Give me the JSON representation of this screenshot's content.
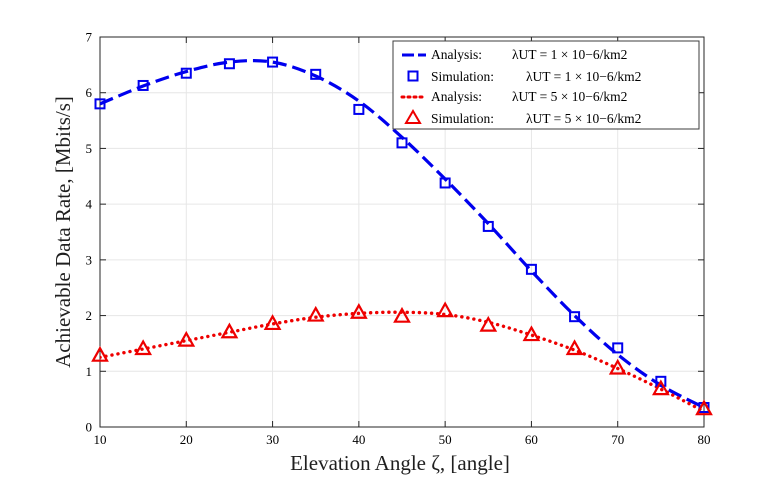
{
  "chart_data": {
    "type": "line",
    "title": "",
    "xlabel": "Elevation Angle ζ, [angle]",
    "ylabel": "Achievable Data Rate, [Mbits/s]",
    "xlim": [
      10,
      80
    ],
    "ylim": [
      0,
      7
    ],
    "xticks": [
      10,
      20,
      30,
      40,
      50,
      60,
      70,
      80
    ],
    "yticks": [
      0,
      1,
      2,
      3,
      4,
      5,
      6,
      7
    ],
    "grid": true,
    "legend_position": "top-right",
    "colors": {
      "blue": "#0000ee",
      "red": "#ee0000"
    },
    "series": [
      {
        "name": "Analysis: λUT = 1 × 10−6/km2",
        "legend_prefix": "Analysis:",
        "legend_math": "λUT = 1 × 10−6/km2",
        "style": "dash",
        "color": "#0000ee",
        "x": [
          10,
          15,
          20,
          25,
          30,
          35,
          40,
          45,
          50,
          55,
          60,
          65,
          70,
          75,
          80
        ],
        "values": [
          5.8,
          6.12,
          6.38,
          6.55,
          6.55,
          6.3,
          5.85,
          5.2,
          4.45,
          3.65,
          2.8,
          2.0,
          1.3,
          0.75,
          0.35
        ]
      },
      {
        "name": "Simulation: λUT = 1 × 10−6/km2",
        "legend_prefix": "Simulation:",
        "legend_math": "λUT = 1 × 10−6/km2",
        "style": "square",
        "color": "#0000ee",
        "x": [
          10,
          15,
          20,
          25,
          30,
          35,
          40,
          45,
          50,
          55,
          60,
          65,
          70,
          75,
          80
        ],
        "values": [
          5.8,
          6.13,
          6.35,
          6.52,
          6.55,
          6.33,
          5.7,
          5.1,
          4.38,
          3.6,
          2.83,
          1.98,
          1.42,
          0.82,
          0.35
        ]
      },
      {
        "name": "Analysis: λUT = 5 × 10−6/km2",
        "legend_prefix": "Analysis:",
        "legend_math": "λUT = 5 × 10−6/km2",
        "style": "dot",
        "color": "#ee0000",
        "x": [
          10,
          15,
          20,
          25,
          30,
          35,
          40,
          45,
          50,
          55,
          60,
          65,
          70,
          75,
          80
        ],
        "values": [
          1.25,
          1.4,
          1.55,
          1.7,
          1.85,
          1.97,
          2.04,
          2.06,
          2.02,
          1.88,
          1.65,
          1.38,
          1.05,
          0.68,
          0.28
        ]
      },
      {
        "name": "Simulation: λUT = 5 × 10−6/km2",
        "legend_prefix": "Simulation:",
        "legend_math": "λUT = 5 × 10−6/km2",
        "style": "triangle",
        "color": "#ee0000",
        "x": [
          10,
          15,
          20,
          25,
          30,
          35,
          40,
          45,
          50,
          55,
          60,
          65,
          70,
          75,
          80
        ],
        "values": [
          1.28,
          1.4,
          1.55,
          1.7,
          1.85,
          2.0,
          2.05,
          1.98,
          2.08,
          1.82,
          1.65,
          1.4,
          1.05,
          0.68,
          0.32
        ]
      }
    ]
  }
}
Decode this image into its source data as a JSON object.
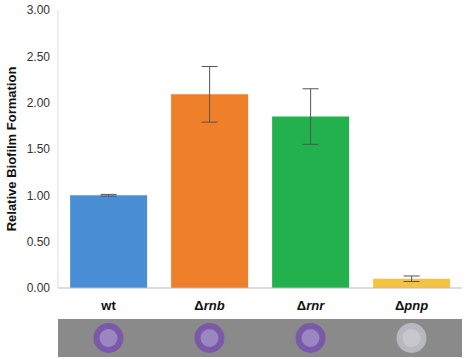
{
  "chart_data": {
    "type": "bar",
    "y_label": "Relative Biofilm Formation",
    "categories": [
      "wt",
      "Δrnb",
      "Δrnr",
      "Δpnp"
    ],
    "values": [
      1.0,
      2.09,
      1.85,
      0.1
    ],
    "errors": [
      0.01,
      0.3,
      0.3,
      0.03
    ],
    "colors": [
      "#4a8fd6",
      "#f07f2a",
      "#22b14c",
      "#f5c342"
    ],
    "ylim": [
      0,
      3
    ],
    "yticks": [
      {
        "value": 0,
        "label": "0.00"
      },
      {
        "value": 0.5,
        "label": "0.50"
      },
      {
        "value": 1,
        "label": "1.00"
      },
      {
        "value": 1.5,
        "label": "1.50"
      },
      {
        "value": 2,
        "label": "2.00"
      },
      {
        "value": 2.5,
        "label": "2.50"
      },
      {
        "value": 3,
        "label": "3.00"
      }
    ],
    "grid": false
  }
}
--
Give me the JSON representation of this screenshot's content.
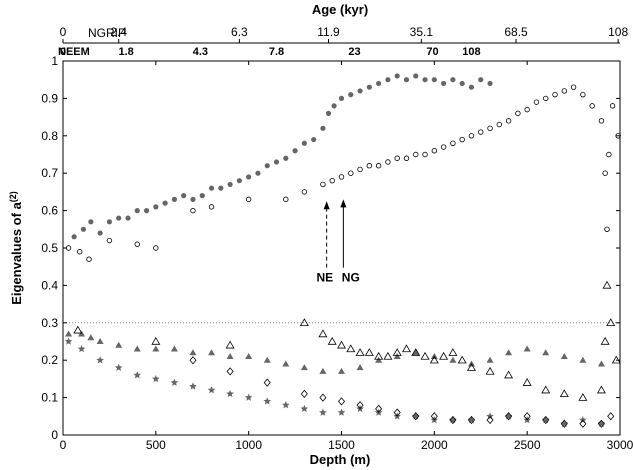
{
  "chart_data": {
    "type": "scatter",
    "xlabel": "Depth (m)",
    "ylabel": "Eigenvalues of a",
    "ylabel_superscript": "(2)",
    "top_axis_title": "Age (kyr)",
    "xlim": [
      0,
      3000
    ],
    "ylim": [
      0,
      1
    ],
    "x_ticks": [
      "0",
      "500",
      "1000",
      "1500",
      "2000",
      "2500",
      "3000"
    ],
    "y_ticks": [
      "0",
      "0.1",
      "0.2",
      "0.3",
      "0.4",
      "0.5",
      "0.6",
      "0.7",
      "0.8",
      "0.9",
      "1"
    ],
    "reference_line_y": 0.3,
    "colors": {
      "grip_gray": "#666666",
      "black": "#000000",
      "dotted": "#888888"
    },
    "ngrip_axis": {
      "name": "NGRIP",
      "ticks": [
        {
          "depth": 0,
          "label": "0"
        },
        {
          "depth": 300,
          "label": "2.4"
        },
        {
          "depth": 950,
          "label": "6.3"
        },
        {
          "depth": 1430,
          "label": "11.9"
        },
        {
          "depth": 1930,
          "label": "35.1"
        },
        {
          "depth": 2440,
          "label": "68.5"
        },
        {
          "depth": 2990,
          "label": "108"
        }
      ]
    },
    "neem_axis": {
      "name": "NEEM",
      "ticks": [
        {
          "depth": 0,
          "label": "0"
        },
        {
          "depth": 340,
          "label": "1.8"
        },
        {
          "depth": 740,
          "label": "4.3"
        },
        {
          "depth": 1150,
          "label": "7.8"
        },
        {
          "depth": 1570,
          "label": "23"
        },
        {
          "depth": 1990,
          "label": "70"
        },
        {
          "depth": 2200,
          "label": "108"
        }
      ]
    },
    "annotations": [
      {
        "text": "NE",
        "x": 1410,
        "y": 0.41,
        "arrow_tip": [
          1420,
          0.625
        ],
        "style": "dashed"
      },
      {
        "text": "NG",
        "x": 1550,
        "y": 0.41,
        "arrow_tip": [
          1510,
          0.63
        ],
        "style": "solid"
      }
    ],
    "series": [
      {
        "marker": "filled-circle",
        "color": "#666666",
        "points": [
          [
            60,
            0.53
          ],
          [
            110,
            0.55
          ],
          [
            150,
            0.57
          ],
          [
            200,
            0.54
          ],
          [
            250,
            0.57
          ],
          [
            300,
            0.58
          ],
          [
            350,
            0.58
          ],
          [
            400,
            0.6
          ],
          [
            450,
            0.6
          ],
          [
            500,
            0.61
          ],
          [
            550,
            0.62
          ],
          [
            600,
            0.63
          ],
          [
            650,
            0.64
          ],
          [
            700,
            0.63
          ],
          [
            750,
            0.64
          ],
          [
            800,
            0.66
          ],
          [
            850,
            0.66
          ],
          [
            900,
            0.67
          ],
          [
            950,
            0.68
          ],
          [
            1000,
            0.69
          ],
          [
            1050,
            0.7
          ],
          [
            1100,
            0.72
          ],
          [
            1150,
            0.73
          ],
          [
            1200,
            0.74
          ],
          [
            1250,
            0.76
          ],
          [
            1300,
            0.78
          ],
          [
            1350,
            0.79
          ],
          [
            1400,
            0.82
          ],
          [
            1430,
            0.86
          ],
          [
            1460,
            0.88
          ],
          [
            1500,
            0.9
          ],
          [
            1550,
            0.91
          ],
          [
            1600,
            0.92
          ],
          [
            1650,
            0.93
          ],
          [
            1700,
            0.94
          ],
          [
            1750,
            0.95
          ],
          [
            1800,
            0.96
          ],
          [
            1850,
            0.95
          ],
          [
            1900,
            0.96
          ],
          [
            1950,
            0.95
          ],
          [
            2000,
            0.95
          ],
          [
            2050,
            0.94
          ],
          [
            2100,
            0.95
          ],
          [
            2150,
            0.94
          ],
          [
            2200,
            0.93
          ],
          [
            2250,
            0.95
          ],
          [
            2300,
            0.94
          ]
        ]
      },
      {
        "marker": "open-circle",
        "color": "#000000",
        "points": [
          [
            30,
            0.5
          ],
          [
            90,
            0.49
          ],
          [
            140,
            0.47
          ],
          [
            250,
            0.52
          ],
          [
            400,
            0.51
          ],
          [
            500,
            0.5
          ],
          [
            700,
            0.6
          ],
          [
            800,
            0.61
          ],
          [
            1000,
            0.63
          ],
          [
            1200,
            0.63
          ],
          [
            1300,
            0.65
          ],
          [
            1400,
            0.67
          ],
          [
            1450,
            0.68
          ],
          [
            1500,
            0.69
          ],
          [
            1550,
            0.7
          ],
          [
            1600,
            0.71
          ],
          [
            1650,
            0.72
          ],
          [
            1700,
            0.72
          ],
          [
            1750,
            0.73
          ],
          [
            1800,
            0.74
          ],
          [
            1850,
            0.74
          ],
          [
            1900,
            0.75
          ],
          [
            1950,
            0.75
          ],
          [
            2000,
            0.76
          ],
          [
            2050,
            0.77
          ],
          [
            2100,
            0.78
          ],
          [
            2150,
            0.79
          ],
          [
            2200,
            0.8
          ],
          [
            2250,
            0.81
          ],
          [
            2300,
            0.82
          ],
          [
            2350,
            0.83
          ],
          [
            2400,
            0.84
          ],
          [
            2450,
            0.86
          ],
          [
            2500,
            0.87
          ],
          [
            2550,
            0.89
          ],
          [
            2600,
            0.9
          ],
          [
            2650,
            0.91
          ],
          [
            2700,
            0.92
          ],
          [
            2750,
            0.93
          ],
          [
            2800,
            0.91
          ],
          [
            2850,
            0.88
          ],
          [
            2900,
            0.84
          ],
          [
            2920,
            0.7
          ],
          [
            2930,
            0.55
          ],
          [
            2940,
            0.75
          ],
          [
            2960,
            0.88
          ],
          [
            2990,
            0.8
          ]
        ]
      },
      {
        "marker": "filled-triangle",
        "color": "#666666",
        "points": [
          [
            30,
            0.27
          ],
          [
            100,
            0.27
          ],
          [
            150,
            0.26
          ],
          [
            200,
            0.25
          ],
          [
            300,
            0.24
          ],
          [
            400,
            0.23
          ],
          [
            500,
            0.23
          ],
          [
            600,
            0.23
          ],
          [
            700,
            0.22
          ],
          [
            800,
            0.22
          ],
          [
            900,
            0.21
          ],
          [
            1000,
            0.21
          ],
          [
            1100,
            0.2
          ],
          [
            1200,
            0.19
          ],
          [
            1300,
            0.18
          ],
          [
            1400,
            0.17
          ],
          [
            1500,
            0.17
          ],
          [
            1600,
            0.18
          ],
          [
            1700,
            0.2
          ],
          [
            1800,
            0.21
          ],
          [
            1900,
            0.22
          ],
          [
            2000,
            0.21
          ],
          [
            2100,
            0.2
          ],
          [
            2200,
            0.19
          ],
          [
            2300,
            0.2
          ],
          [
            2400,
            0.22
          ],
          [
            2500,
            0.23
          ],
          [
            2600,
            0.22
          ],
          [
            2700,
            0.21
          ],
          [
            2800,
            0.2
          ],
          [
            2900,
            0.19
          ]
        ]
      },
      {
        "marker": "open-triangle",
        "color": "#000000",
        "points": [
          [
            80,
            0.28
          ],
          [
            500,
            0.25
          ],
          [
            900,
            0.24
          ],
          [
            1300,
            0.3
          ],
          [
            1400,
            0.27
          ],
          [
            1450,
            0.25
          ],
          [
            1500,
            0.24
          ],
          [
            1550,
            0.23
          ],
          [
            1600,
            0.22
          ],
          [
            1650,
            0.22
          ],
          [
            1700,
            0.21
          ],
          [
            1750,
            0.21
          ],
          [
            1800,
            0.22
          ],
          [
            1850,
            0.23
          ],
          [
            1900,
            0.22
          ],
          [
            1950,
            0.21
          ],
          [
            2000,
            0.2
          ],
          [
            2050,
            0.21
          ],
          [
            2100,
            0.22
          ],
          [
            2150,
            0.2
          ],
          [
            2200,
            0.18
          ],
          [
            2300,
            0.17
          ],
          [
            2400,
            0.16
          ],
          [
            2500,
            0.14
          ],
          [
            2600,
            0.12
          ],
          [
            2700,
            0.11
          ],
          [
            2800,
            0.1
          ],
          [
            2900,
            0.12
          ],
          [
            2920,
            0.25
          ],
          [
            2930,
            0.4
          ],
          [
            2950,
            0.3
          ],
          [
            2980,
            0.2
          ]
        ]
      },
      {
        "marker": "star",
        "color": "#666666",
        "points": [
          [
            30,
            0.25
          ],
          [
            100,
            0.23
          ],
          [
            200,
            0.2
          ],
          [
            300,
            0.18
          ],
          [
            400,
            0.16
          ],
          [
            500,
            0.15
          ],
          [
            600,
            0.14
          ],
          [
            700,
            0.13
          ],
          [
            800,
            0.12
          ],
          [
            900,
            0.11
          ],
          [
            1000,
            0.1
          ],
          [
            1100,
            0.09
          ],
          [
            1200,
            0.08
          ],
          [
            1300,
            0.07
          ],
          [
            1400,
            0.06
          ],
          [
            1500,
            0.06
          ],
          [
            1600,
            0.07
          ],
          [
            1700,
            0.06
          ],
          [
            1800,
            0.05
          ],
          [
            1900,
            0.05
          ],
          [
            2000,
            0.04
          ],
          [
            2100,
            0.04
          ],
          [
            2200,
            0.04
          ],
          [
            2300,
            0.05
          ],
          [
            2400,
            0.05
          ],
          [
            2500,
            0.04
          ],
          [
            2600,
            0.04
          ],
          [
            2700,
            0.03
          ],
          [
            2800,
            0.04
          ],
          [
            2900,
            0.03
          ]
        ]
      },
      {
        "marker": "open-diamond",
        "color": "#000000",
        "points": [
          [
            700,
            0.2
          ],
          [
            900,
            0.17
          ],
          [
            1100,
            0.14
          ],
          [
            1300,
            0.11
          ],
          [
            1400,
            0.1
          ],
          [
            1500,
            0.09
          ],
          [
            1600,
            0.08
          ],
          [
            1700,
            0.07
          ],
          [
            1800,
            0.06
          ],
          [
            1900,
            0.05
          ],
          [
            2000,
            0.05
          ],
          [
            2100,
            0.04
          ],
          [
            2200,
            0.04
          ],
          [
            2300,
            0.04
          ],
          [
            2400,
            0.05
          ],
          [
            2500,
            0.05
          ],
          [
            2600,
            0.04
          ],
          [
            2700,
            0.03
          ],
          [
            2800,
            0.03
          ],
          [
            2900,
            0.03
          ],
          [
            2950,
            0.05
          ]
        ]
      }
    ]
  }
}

### TASK OBJECTIVE
Show the lines of the records that include the string "name".

### FINISHED EXERCISE
        "name": "Analysis: λUT = 1 × 10−6/km2",
        "name": "Simulation: λUT = 1 × 10−6/km2",
        "name": "Analysis: λUT = 5 × 10−6/km2",
        "name": "Simulation: λUT = 5 × 10−6/km2",
      "name": "NGRIP",
      "name": "NEEM",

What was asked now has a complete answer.